DATASET EXTRACT:
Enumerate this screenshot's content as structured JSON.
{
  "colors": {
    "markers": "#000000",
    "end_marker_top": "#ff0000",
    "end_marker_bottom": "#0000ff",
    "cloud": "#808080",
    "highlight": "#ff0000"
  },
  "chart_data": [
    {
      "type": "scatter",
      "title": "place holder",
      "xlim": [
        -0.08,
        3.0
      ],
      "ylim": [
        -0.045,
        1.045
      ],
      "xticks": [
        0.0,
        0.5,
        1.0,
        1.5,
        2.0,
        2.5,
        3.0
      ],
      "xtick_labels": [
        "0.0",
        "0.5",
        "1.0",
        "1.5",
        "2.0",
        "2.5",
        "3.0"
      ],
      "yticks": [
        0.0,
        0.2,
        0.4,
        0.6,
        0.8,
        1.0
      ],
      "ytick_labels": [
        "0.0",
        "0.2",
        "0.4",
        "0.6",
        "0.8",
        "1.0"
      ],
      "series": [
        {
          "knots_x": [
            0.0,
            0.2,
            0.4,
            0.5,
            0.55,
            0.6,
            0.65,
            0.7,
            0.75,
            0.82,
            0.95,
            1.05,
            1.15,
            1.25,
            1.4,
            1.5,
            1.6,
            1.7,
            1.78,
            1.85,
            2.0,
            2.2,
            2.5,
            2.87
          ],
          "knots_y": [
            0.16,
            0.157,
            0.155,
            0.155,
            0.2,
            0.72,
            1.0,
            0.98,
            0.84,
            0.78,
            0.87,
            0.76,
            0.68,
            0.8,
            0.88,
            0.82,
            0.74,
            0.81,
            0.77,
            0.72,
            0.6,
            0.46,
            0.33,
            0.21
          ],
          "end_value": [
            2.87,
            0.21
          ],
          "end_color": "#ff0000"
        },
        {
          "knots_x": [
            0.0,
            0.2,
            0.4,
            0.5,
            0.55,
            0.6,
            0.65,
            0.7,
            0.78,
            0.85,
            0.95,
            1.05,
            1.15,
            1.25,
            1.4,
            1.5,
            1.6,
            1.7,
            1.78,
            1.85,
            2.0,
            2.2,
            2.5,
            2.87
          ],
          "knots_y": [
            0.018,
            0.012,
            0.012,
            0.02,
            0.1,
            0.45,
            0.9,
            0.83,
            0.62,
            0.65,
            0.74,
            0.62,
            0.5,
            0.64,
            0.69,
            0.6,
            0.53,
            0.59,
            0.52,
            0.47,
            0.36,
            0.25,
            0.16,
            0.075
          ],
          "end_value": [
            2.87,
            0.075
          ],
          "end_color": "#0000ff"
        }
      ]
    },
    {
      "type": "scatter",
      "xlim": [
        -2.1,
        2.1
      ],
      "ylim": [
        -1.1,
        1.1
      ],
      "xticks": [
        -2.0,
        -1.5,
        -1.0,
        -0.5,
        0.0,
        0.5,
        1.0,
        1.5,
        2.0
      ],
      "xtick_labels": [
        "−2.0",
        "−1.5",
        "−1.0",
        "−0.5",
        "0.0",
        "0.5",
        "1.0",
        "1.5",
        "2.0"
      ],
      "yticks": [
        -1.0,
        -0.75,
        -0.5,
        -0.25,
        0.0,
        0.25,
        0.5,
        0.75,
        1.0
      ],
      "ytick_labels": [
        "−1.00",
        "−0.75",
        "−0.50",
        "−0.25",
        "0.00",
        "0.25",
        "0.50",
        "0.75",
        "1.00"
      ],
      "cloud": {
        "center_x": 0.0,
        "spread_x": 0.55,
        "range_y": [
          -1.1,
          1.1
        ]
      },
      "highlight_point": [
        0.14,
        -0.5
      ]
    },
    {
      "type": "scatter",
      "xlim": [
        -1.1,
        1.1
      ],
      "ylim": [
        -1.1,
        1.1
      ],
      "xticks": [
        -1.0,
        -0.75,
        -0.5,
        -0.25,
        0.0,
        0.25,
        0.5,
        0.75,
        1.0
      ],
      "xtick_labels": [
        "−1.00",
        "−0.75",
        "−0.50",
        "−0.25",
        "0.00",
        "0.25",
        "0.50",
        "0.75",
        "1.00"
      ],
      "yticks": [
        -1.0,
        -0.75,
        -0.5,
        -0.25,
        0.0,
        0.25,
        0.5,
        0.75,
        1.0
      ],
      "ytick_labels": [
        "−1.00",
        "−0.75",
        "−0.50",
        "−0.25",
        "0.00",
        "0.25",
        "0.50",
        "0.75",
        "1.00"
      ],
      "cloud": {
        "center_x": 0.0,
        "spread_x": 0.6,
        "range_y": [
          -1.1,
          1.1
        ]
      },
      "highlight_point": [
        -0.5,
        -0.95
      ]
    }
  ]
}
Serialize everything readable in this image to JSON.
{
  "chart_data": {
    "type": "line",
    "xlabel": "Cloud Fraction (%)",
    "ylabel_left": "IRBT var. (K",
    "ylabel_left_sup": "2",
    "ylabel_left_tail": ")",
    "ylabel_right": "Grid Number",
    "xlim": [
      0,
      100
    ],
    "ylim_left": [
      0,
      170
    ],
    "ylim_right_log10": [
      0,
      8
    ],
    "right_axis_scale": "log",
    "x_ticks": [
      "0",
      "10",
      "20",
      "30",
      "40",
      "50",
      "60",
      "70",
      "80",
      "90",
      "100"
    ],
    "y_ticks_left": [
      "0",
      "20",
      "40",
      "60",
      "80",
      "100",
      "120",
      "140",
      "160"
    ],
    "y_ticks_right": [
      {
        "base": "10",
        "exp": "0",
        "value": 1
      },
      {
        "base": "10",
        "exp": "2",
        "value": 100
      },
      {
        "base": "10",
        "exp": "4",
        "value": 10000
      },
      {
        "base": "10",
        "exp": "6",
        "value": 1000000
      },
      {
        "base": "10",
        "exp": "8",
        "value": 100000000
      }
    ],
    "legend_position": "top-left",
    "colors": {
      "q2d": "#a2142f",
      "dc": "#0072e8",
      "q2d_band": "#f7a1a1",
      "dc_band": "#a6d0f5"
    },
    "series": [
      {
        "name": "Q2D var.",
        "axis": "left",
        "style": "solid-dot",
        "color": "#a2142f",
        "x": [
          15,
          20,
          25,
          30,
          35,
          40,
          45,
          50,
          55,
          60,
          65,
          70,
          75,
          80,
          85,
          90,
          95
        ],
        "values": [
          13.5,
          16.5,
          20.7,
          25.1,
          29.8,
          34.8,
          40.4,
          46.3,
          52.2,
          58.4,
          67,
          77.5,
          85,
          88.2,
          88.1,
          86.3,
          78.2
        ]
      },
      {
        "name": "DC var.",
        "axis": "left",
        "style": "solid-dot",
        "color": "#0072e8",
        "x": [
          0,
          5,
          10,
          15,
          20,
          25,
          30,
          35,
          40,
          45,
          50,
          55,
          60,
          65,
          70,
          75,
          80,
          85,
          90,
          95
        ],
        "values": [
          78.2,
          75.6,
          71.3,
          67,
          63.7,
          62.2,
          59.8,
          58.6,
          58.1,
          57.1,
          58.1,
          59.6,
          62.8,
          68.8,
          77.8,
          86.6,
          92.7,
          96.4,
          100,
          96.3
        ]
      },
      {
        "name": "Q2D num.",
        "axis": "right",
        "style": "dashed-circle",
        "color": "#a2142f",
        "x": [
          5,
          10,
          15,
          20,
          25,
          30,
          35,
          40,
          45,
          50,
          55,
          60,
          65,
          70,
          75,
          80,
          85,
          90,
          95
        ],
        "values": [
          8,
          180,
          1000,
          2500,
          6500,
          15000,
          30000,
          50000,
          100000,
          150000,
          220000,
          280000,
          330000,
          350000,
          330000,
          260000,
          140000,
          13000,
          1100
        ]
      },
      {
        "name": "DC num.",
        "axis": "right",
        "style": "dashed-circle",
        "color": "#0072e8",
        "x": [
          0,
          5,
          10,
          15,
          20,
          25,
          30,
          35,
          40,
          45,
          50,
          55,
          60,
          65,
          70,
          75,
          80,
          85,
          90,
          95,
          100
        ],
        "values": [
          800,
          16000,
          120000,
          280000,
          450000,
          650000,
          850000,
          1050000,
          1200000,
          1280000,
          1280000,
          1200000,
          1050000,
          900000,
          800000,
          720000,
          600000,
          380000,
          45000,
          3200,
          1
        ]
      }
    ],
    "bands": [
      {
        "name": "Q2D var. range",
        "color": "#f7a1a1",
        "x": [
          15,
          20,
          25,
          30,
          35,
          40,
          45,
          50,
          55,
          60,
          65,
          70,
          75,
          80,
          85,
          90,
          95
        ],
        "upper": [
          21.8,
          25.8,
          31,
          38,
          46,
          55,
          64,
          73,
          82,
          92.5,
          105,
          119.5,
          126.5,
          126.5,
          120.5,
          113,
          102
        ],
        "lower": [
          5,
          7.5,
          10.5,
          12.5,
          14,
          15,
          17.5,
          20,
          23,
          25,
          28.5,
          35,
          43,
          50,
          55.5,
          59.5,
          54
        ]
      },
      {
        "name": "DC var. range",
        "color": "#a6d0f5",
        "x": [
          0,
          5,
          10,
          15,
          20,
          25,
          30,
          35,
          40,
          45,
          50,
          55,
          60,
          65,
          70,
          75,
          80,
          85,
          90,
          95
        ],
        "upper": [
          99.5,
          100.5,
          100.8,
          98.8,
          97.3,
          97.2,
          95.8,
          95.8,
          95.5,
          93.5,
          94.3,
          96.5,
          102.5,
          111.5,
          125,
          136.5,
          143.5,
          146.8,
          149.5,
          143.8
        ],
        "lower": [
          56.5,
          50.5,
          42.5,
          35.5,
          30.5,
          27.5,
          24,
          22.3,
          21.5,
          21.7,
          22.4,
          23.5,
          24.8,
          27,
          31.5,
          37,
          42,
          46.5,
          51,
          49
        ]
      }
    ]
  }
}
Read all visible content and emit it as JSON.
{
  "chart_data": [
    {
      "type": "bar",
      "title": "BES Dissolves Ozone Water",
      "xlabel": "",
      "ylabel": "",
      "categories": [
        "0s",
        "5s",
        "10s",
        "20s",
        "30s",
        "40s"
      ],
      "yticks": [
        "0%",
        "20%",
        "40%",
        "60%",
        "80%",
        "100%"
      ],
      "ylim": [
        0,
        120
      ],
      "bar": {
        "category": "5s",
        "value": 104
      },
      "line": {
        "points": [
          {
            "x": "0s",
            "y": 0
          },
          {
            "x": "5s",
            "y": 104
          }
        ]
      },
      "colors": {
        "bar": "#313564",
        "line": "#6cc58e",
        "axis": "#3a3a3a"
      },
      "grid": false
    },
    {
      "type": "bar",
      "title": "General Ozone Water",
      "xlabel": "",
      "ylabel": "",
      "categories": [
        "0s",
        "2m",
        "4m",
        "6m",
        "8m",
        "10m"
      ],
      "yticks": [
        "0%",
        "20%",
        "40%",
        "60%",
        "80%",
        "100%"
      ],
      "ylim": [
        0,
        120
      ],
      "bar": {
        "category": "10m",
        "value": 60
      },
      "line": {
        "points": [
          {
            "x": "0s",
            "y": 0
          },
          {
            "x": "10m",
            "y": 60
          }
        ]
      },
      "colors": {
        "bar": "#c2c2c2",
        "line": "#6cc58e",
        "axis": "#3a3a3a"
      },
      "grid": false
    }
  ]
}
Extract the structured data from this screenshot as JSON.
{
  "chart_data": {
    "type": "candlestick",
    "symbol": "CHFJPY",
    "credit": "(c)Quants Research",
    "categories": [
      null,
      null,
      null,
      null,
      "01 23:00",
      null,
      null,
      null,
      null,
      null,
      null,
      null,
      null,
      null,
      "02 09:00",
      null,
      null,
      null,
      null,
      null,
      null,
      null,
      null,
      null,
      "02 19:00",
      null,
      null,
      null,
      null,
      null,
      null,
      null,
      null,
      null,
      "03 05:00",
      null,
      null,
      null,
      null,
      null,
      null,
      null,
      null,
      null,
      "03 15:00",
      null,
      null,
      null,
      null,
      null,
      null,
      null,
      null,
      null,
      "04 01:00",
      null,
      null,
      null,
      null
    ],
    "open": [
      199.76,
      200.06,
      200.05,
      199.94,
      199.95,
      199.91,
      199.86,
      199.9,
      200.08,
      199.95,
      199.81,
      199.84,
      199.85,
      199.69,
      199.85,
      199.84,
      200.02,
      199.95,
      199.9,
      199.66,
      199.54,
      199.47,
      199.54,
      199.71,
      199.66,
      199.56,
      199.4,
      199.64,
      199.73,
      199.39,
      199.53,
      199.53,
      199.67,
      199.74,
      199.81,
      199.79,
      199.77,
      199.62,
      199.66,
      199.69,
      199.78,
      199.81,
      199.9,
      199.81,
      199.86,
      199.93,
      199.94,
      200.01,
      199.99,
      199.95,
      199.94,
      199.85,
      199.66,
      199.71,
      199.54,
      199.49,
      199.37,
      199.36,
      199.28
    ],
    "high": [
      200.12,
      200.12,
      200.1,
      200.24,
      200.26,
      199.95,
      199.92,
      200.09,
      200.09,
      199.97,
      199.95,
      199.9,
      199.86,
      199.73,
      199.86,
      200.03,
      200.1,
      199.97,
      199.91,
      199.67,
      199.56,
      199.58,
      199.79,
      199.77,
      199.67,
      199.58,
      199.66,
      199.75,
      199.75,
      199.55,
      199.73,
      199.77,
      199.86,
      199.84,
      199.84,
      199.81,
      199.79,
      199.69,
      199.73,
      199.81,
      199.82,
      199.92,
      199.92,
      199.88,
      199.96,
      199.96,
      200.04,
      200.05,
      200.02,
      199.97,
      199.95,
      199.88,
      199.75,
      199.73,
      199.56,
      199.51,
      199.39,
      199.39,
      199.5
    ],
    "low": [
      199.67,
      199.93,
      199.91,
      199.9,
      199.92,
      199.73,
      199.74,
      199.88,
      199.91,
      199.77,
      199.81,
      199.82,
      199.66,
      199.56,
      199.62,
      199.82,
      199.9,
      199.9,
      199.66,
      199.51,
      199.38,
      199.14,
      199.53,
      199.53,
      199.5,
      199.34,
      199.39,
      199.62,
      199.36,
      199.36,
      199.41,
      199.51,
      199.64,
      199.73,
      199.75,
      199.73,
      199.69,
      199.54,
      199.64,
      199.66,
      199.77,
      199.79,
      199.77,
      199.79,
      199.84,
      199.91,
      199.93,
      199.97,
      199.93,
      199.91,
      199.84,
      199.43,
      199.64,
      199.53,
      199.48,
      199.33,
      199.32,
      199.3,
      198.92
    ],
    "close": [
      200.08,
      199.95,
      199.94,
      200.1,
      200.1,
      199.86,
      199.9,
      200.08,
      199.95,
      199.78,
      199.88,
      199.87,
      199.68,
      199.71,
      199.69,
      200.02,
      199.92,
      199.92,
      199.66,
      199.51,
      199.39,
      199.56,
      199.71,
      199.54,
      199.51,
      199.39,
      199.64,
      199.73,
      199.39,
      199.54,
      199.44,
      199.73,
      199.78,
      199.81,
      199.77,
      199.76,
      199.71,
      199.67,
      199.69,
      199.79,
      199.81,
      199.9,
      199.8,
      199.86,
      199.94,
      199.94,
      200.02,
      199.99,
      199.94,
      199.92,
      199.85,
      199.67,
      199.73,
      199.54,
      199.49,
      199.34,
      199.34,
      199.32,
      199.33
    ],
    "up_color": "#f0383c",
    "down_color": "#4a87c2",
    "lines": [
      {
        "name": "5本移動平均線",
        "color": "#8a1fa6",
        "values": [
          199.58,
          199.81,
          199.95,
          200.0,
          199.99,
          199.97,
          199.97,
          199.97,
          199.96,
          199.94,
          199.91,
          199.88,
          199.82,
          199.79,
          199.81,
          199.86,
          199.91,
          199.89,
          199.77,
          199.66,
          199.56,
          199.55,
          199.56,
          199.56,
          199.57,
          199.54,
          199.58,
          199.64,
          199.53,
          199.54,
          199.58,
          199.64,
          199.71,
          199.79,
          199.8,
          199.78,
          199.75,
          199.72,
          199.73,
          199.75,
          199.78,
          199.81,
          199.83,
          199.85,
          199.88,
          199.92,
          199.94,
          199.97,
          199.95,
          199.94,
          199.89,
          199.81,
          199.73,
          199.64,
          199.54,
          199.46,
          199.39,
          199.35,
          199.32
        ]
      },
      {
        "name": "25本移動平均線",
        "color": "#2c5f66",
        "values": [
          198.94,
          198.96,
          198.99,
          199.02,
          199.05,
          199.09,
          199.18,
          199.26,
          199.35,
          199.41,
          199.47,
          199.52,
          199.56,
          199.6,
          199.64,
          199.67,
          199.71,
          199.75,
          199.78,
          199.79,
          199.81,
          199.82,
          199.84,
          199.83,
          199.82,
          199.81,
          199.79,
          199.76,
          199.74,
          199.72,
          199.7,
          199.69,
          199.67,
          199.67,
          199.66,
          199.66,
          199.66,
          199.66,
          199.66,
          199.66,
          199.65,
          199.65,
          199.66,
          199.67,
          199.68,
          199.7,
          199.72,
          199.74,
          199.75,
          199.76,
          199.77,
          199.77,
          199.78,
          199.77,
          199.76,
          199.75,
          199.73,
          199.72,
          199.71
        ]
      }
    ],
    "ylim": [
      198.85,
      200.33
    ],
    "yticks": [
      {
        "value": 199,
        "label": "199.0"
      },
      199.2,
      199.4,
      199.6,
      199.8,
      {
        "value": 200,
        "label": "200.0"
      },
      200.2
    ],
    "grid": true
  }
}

SHORT PROBLEM: Show the lines of the records that contain the word "structured".

ANSWER IN FULL:
Enumerate this screenshot's content as structured JSON.
Extract the structured data from this screenshot as JSON.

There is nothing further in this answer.